We are now entitled to assume, that the theory of wealth is a large and complicated one, embracing many curious and difficult problems, and resting upon many general principles or laws, the discovery and development of which constitute a distinct and important science. One of these laws or general facts — the transmutations of capital—has been pointed out and briefly elucidated. And we perceive that it is a fruitful one, pregnant with important conclusions and inferences respecting the institution of property and the modes of favoring industry and increasing national wealth. If the science has been successfully cultivated, many more such general laws must have been discovered in it, a knowledge of which is all important to the statesman, the merchant, and the philanthropist. As Political Economy is expounded in the books, whether by Adam Smith, Ricardo, Sismondi, or Mill, it may, or may not, be well founded and trustworthy in all its parts. Authorities differ on many points. But these men have not been studying a mere chimera, or wasting their energies in a vain pursuit. There are general laws affecting the production and distribution of wealth, whether they have been discovered or not, and a knowledge of these laws is a very different thing from the practical knowledge, the acquaintance with details, and the natural shrewdness, which enable a man to acquire property, and to take good care of it when acquired.

◆ **RECORDS PROVIDED**

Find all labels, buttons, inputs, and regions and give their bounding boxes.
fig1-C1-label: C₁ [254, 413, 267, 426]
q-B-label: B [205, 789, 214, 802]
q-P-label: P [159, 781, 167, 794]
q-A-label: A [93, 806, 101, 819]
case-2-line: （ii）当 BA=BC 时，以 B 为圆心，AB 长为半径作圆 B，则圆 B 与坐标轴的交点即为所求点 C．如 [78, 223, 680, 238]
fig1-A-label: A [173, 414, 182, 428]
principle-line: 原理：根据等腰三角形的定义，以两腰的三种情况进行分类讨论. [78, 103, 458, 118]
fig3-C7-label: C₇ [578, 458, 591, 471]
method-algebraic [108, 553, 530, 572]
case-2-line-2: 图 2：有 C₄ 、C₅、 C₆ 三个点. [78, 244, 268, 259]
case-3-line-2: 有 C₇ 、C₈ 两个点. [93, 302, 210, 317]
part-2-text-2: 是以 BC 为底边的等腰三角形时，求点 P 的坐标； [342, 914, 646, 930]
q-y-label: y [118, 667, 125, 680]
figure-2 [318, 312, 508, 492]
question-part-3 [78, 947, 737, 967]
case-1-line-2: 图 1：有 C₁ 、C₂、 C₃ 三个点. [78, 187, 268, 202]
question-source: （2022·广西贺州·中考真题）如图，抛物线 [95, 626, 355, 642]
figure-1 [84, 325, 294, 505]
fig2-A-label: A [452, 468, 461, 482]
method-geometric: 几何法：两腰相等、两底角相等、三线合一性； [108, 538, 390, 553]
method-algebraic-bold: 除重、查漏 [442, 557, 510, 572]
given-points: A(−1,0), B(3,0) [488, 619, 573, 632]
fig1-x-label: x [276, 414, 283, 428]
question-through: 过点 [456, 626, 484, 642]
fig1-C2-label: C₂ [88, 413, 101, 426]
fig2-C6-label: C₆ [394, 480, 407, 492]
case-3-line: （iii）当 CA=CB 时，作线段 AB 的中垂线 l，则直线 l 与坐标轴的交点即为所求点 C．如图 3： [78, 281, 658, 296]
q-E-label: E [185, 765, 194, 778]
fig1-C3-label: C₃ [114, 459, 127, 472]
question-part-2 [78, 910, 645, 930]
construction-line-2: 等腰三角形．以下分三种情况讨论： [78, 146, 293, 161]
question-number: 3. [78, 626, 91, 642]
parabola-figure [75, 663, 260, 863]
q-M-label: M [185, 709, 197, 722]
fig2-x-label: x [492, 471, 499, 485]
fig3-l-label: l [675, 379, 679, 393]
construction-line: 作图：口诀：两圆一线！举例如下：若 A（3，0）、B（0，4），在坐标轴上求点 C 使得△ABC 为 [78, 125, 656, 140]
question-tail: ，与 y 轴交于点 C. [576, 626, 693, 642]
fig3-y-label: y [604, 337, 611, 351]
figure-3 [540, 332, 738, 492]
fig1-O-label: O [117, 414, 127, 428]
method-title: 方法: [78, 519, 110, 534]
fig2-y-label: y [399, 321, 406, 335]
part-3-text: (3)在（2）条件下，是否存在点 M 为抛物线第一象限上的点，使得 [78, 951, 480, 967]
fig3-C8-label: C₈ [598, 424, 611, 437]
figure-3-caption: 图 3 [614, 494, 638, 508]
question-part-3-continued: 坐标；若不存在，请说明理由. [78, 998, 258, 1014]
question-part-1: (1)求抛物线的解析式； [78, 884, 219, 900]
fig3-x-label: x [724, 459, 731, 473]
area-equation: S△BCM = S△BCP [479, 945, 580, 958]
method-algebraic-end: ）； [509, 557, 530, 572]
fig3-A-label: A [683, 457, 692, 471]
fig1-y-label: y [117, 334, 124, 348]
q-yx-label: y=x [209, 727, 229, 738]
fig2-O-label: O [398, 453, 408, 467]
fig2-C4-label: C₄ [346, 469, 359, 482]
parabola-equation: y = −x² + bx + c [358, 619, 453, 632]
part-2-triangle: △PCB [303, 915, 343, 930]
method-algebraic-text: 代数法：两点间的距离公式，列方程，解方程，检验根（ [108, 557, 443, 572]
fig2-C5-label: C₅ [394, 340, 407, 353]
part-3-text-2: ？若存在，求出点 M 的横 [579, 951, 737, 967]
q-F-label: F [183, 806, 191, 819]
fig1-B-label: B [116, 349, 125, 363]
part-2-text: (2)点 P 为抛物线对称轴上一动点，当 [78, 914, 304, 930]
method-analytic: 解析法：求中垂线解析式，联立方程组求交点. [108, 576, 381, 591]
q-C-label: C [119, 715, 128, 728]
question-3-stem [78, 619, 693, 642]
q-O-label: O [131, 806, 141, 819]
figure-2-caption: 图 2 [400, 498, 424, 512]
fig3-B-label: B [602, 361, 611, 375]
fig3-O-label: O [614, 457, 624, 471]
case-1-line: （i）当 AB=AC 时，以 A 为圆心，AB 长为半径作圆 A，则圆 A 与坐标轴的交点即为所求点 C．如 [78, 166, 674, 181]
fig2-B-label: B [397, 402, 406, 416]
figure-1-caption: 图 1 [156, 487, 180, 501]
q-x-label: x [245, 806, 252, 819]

◆ **WHAT YOU NEED TO DO**
In the passage on the theory of wealth, which law or general fact is said to have been pointed out and briefly elucidated? This listing has no connection to the passage on the theory of wealth.

◆ **SOLUTION TO THE PROBLEM**
The transmutations of capital.